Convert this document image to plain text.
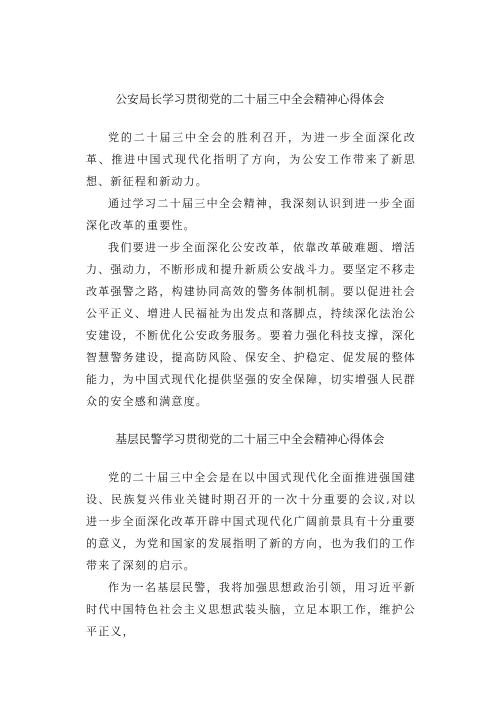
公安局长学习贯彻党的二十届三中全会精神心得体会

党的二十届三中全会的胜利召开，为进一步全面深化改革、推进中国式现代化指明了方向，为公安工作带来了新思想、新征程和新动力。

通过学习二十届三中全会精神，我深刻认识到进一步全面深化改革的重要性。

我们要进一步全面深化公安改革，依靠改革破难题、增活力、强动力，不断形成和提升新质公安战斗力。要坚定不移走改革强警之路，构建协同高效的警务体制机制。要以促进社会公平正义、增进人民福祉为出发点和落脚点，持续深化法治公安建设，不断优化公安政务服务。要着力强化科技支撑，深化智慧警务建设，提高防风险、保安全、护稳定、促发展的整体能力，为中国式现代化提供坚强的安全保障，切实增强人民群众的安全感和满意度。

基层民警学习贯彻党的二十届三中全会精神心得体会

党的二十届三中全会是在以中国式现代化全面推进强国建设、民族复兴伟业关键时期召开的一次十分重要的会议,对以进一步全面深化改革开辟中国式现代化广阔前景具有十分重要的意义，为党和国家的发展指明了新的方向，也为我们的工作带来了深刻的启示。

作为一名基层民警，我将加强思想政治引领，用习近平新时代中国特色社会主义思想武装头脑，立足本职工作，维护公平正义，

-- -- --

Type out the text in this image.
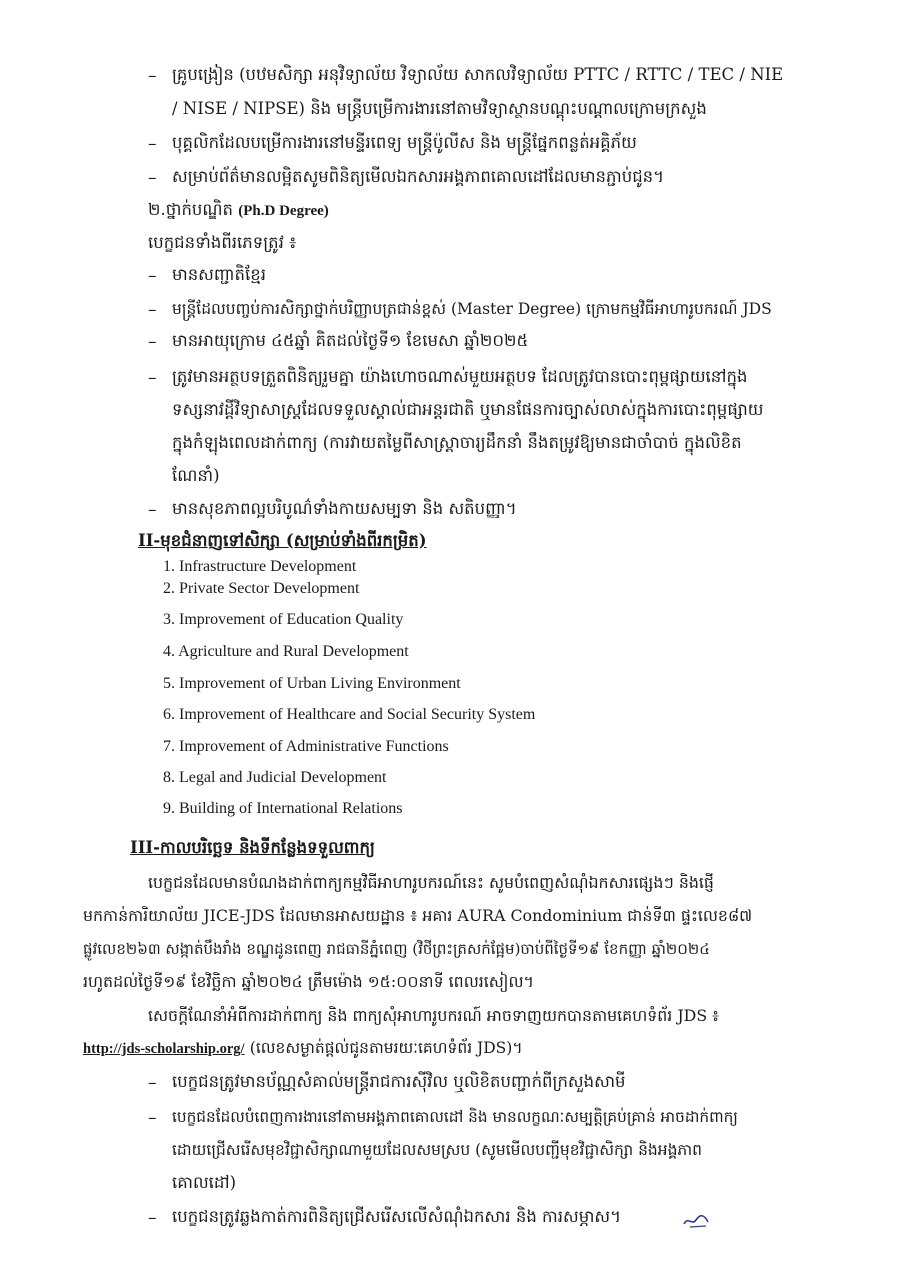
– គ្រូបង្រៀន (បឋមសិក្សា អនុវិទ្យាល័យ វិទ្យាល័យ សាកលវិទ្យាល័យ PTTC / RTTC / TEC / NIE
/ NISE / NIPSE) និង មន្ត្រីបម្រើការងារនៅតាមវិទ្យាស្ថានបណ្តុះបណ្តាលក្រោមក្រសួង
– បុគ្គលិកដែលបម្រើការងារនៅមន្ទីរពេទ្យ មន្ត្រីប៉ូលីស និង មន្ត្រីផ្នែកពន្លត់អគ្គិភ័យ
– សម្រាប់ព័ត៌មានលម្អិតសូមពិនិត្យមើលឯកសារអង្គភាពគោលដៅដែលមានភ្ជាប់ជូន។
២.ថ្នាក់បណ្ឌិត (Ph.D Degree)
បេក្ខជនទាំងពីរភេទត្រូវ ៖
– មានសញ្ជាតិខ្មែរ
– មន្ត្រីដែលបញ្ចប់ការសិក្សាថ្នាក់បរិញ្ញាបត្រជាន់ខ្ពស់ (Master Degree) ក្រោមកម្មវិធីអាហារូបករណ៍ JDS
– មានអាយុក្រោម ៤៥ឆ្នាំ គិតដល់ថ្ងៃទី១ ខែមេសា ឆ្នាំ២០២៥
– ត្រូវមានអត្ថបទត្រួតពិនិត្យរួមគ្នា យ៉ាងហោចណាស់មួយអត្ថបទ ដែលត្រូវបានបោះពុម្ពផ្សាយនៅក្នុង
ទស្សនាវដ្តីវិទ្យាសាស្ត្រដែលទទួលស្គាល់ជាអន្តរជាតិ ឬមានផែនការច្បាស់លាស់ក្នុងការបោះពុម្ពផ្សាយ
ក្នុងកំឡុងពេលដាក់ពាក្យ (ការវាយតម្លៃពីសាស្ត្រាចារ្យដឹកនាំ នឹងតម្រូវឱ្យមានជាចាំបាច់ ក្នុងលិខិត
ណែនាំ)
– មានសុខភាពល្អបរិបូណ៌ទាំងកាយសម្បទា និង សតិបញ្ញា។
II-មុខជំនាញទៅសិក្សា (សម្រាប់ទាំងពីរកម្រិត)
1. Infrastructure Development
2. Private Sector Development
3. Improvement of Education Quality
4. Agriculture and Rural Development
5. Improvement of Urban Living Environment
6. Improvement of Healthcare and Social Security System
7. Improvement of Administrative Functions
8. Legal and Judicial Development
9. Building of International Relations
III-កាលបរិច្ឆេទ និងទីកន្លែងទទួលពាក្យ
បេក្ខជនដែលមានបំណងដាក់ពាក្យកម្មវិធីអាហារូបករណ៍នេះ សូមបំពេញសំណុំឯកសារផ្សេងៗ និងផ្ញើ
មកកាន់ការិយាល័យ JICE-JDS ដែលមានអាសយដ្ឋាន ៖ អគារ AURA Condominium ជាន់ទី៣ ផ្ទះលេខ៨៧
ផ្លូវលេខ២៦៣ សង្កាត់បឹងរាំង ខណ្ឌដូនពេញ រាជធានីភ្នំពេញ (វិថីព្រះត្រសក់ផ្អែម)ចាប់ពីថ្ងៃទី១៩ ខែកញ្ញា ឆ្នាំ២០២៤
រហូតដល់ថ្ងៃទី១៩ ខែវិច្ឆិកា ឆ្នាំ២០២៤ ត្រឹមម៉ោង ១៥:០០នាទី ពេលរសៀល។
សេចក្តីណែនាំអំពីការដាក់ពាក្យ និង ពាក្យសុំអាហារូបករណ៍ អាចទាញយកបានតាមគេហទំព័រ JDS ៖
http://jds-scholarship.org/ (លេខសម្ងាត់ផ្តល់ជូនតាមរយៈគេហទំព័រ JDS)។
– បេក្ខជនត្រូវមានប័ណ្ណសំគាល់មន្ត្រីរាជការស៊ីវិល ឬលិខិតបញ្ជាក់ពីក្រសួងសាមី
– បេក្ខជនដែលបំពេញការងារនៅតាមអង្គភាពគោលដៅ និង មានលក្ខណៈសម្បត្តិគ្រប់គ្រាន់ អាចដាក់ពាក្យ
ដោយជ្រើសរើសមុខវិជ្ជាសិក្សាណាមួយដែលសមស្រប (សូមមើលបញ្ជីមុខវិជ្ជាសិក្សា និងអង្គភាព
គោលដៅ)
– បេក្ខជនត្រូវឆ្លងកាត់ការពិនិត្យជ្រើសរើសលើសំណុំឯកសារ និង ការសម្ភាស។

-- -- --

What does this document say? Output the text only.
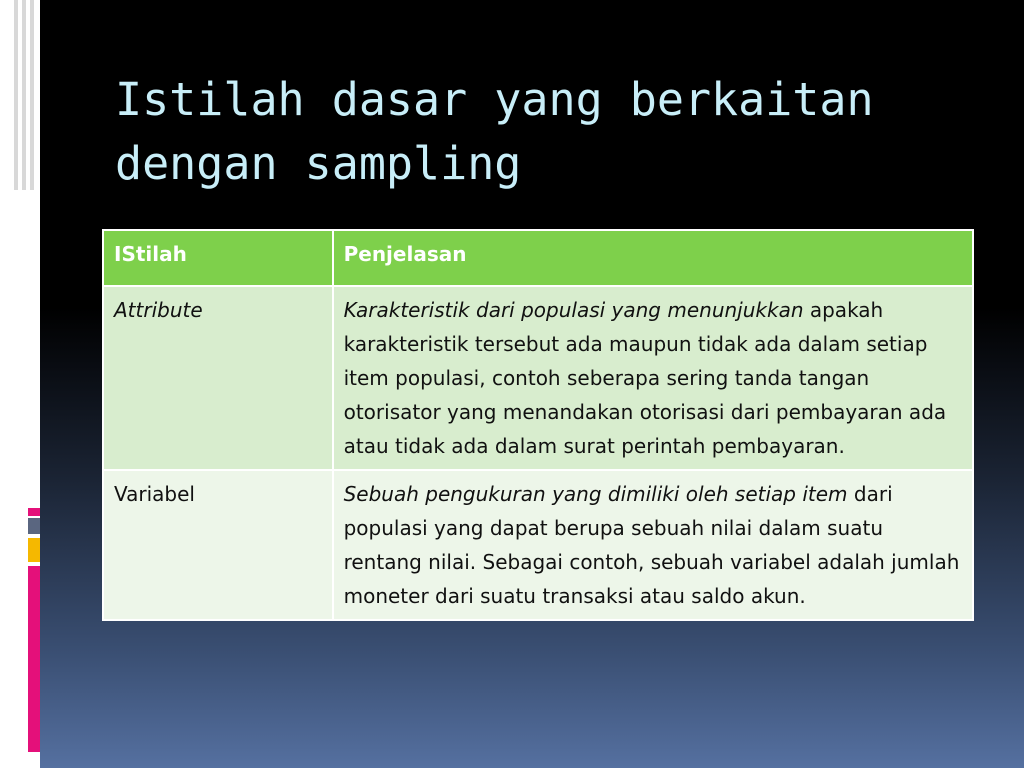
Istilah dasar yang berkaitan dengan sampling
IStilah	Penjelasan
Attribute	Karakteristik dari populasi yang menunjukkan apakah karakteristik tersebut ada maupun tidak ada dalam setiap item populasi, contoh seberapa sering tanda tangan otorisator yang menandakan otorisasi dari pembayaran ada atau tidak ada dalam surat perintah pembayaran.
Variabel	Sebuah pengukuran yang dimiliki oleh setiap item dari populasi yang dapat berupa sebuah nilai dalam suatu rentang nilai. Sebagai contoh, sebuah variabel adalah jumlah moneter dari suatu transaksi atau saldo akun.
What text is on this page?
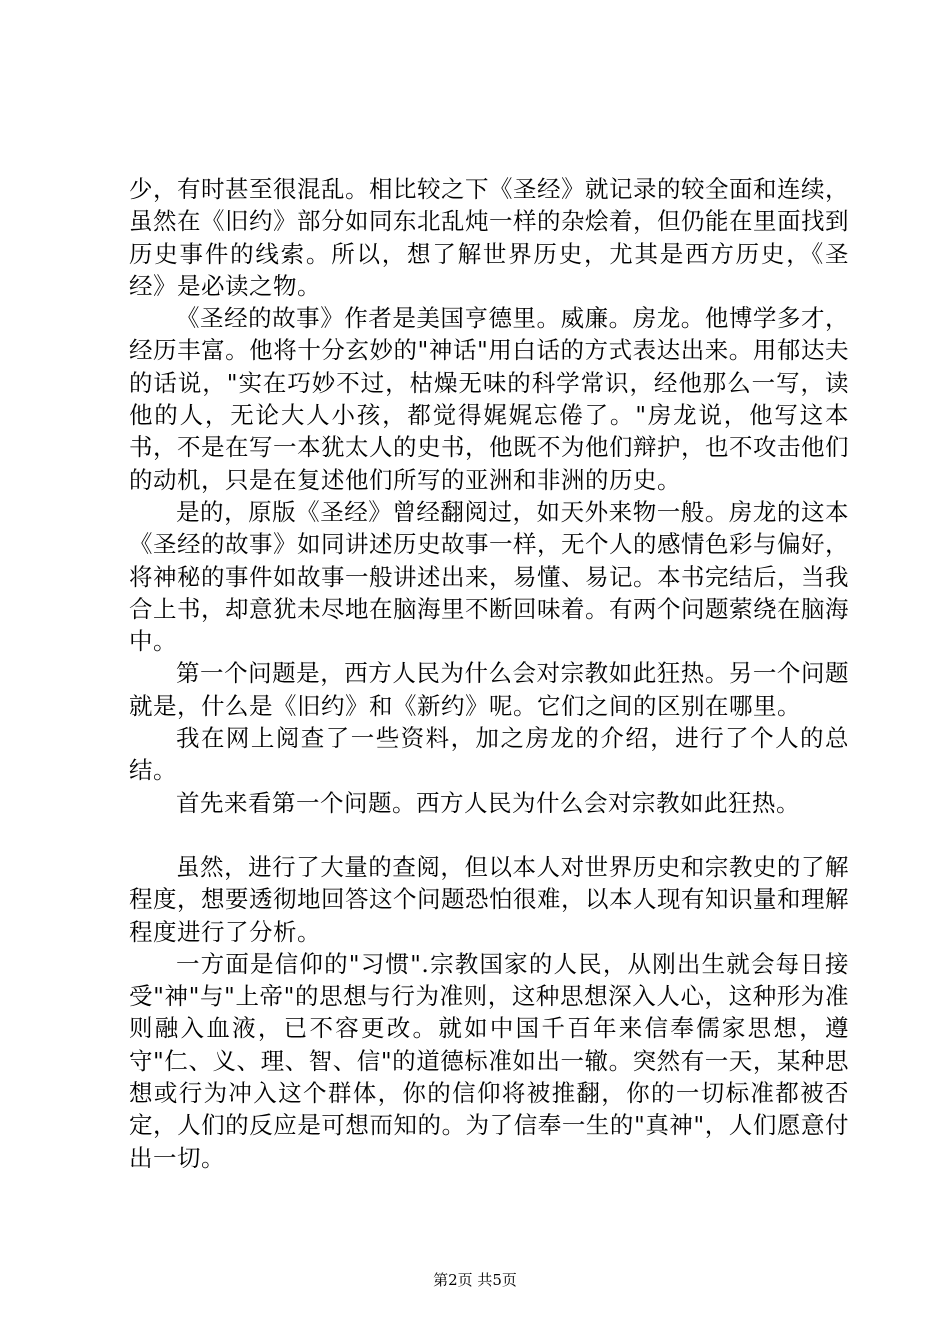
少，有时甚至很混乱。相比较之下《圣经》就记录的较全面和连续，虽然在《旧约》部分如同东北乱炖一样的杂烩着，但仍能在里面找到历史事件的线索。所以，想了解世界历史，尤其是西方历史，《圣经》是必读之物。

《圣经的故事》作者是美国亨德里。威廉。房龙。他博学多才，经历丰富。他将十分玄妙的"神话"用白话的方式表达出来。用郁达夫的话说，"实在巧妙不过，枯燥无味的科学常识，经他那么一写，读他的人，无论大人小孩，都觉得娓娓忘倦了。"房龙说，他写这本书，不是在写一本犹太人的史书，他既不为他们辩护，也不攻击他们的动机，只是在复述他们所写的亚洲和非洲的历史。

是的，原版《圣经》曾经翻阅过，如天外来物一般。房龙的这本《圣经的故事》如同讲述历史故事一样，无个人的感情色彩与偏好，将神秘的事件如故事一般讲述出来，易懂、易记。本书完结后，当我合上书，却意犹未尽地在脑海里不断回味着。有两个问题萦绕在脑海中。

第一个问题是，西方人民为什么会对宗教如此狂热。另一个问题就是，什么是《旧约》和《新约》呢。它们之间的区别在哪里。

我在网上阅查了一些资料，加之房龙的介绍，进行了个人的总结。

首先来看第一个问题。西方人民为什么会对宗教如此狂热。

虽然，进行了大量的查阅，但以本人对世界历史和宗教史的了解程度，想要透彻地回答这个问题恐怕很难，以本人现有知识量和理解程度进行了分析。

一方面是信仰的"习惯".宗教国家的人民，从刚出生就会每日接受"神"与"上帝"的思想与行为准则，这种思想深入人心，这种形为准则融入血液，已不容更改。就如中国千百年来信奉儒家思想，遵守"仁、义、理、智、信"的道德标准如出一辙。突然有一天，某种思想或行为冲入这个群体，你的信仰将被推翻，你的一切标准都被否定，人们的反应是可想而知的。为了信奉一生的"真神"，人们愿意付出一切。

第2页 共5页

-- -- --

▶ [TASK] Only the number is wanted: how many lines in the data include the word "圣经的故事"?

▶ [OUTPUT] 2